Records supplied
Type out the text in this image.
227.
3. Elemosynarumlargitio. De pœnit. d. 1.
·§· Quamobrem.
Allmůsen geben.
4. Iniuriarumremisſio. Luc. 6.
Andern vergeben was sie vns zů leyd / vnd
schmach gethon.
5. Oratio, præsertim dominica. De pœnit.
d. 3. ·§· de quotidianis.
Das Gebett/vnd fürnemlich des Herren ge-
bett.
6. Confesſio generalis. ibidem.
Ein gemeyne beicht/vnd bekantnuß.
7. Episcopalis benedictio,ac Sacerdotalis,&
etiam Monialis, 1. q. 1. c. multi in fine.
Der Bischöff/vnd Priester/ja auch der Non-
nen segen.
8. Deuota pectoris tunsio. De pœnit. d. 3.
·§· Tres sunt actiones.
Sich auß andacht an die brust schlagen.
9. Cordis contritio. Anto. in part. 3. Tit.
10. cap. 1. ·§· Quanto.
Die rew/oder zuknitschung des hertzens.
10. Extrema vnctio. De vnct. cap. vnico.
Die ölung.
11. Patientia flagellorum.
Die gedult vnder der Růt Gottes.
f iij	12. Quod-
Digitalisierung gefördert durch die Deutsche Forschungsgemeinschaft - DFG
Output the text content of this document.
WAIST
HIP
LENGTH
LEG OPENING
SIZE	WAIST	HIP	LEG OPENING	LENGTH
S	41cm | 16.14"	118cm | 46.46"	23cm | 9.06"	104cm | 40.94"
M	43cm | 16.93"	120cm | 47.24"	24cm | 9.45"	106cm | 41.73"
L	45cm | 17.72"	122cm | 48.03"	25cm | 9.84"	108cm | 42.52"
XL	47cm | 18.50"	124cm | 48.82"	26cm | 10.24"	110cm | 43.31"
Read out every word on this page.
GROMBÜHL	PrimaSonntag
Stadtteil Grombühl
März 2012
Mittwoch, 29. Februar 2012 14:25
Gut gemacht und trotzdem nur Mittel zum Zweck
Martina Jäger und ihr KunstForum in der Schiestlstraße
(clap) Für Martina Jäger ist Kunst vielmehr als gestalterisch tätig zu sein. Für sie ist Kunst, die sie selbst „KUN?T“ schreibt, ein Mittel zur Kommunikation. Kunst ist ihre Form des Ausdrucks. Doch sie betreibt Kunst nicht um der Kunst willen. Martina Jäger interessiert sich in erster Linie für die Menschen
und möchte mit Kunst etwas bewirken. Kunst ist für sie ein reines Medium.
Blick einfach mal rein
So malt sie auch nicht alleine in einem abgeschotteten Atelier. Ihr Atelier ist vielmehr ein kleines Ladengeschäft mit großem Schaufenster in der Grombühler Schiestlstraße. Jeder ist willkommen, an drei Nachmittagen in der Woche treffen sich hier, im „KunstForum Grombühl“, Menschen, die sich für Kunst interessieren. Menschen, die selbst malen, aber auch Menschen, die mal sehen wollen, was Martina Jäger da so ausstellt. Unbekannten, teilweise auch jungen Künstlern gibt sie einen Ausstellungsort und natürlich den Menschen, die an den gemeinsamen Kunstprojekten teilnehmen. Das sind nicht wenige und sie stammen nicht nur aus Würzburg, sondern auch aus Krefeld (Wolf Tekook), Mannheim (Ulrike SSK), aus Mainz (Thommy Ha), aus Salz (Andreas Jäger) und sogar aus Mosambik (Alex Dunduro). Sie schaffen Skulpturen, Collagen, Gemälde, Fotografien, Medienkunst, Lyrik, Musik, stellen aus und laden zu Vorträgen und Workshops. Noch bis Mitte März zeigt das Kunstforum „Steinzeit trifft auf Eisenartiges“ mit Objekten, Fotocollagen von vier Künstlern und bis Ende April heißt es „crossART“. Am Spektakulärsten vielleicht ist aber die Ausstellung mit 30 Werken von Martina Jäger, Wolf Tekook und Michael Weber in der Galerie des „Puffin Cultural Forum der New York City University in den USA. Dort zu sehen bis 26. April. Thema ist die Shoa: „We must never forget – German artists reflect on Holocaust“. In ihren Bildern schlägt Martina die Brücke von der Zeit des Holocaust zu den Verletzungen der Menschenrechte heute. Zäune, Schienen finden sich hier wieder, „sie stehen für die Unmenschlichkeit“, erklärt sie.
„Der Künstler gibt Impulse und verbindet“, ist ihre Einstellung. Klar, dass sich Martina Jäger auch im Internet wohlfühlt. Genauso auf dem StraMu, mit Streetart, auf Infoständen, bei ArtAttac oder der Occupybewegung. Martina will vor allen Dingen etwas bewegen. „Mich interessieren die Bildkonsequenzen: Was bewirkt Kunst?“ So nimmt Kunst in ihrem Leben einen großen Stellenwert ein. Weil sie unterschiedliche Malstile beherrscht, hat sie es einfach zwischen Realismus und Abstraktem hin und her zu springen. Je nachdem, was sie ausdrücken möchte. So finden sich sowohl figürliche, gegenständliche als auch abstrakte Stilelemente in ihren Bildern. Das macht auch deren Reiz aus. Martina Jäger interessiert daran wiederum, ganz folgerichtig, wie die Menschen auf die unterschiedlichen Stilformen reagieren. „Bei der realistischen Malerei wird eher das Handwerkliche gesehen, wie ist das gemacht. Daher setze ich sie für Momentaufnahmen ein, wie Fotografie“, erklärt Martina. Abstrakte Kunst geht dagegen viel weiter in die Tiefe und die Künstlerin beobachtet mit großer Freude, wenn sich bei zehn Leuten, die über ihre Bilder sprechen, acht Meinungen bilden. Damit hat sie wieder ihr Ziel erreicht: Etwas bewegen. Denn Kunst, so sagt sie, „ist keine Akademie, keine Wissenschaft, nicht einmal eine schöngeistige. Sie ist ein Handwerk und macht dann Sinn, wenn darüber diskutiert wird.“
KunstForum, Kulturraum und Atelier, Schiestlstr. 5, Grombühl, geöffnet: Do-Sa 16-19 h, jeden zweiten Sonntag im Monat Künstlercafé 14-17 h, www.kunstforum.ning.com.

To be done
Could you quote the material above in full, exactly as it stands?

Task result
Type out the text in this image.
227.
3. Elemosynarumlargitio. De pœnit. d. 1.
·§· Quamobrem.
Allmůsen geben.
4. Iniuriarumremisſio. Luc. 6.
Andern vergeben was sie vns zů leyd / vnd
schmach gethon.
5. Oratio, præsertim dominica. De pœnit.
d. 3. ·§· de quotidianis.
Das Gebett/vnd fürnemlich des Herren ge-
bett.
6. Confesſio generalis. ibidem.
Ein gemeyne beicht/vnd bekantnuß.
7. Episcopalis benedictio,ac Sacerdotalis,&
etiam Monialis, 1. q. 1. c. multi in fine.
Der Bischöff/vnd Priester/ja auch der Non-
nen segen.
8. Deuota pectoris tunsio. De pœnit. d. 3.
·§· Tres sunt actiones.
Sich auß andacht an die brust schlagen.
9. Cordis contritio. Anto. in part. 3. Tit.
10. cap. 1. ·§· Quanto.
Die rew/oder zuknitschung des hertzens.
10. Extrema vnctio. De vnct. cap. vnico.
Die ölung.
11. Patientia flagellorum.
Die gedult vnder der Růt Gottes.
f iij	12. Quod-
Digitalisierung gefördert durch die Deutsche Forschungsgemeinschaft - DFG
Output the text content of this document.
WAIST
HIP
LENGTH
LEG OPENING
SIZE	WAIST	HIP	LEG OPENING	LENGTH
S	41cm | 16.14"	118cm | 46.46"	23cm | 9.06"	104cm | 40.94"
M	43cm | 16.93"	120cm | 47.24"	24cm | 9.45"	106cm | 41.73"
L	45cm | 17.72"	122cm | 48.03"	25cm | 9.84"	108cm | 42.52"
XL	47cm | 18.50"	124cm | 48.82"	26cm | 10.24"	110cm | 43.31"
Read out every word on this page.
GROMBÜHL	PrimaSonntag
Stadtteil Grombühl
März 2012
Mittwoch, 29. Februar 2012 14:25
Gut gemacht und trotzdem nur Mittel zum Zweck
Martina Jäger und ihr KunstForum in der Schiestlstraße
(clap) Für Martina Jäger ist Kunst vielmehr als gestalterisch tätig zu sein. Für sie ist Kunst, die sie selbst „KUN?T“ schreibt, ein Mittel zur Kommunikation. Kunst ist ihre Form des Ausdrucks. Doch sie betreibt Kunst nicht um der Kunst willen. Martina Jäger interessiert sich in erster Linie für die Menschen
und möchte mit Kunst etwas bewirken. Kunst ist für sie ein reines Medium.
Blick einfach mal rein
So malt sie auch nicht alleine in einem abgeschotteten Atelier. Ihr Atelier ist vielmehr ein kleines Ladengeschäft mit großem Schaufenster in der Grombühler Schiestlstraße. Jeder ist willkommen, an drei Nachmittagen in der Woche treffen sich hier, im „KunstForum Grombühl“, Menschen, die sich für Kunst interessieren. Menschen, die selbst malen, aber auch Menschen, die mal sehen wollen, was Martina Jäger da so ausstellt. Unbekannten, teilweise auch jungen Künstlern gibt sie einen Ausstellungsort und natürlich den Menschen, die an den gemeinsamen Kunstprojekten teilnehmen. Das sind nicht wenige und sie stammen nicht nur aus Würzburg, sondern auch aus Krefeld (Wolf Tekook), Mannheim (Ulrike SSK), aus Mainz (Thommy Ha), aus Salz (Andreas Jäger) und sogar aus Mosambik (Alex Dunduro). Sie schaffen Skulpturen, Collagen, Gemälde, Fotografien, Medienkunst, Lyrik, Musik, stellen aus und laden zu Vorträgen und Workshops. Noch bis Mitte März zeigt das Kunstforum „Steinzeit trifft auf Eisenartiges“ mit Objekten, Fotocollagen von vier Künstlern und bis Ende April heißt es „crossART“. Am Spektakulärsten vielleicht ist aber die Ausstellung mit 30 Werken von Martina Jäger, Wolf Tekook und Michael Weber in der Galerie des „Puffin Cultural Forum der New York City University in den USA. Dort zu sehen bis 26. April. Thema ist die Shoa: „We must never forget – German artists reflect on Holocaust“. In ihren Bildern schlägt Martina die Brücke von der Zeit des Holocaust zu den Verletzungen der Menschenrechte heute. Zäune, Schienen finden sich hier wieder, „sie stehen für die Unmenschlichkeit“, erklärt sie.
„Der Künstler gibt Impulse und verbindet“, ist ihre Einstellung. Klar, dass sich Martina Jäger auch im Internet wohlfühlt. Genauso auf dem StraMu, mit Streetart, auf Infoständen, bei ArtAttac oder der Occupybewegung. Martina will vor allen Dingen etwas bewegen. „Mich interessieren die Bildkonsequenzen: Was bewirkt Kunst?“ So nimmt Kunst in ihrem Leben einen großen Stellenwert ein. Weil sie unterschiedliche Malstile beherrscht, hat sie es einfach zwischen Realismus und Abstraktem hin und her zu springen. Je nachdem, was sie ausdrücken möchte. So finden sich sowohl figürliche, gegenständliche als auch abstrakte Stilelemente in ihren Bildern. Das macht auch deren Reiz aus. Martina Jäger interessiert daran wiederum, ganz folgerichtig, wie die Menschen auf die unterschiedlichen Stilformen reagieren. „Bei der realistischen Malerei wird eher das Handwerkliche gesehen, wie ist das gemacht. Daher setze ich sie für Momentaufnahmen ein, wie Fotografie“, erklärt Martina. Abstrakte Kunst geht dagegen viel weiter in die Tiefe und die Künstlerin beobachtet mit großer Freude, wenn sich bei zehn Leuten, die über ihre Bilder sprechen, acht Meinungen bilden. Damit hat sie wieder ihr Ziel erreicht: Etwas bewegen. Denn Kunst, so sagt sie, „ist keine Akademie, keine Wissenschaft, nicht einmal eine schöngeistige. Sie ist ein Handwerk und macht dann Sinn, wenn darüber diskutiert wird.“
KunstForum, Kulturraum und Atelier, Schiestlstr. 5, Grombühl, geöffnet: Do-Sa 16-19 h, jeden zweiten Sonntag im Monat Künstlercafé 14-17 h, www.kunstforum.ning.com.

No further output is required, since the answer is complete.